Go through the records and copy each line where the word "Buller" occurs.

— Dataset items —
>>>>
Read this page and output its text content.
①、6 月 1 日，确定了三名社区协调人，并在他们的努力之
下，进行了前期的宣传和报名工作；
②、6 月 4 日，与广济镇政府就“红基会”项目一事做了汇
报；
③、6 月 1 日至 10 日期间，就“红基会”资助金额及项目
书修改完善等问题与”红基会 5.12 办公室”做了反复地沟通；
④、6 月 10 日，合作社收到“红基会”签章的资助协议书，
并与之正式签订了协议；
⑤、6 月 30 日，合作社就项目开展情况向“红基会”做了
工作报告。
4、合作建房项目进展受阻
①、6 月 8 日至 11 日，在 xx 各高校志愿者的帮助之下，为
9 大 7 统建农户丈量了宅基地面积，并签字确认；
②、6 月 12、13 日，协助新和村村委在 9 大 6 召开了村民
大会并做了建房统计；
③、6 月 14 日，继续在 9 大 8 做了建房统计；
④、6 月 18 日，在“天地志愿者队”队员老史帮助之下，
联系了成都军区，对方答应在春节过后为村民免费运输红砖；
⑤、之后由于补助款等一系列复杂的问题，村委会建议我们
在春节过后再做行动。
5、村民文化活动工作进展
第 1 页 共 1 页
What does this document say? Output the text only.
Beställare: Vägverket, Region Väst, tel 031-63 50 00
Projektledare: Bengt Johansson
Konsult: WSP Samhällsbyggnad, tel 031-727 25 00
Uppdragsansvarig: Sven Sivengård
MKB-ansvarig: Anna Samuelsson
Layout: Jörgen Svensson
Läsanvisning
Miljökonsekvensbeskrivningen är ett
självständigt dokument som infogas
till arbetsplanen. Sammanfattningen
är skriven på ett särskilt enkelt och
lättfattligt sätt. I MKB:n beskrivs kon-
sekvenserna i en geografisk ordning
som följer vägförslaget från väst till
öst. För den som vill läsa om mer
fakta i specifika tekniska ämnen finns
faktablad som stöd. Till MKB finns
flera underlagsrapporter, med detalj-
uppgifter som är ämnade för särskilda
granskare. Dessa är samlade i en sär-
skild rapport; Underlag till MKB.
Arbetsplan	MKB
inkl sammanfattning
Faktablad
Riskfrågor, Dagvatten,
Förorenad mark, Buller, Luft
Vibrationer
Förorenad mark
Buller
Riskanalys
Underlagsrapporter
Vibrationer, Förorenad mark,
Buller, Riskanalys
<<<<
— OUTPUT OF THE TASK —
Förorenad mark, Buller, Luft
Buller
Buller, Riskanalys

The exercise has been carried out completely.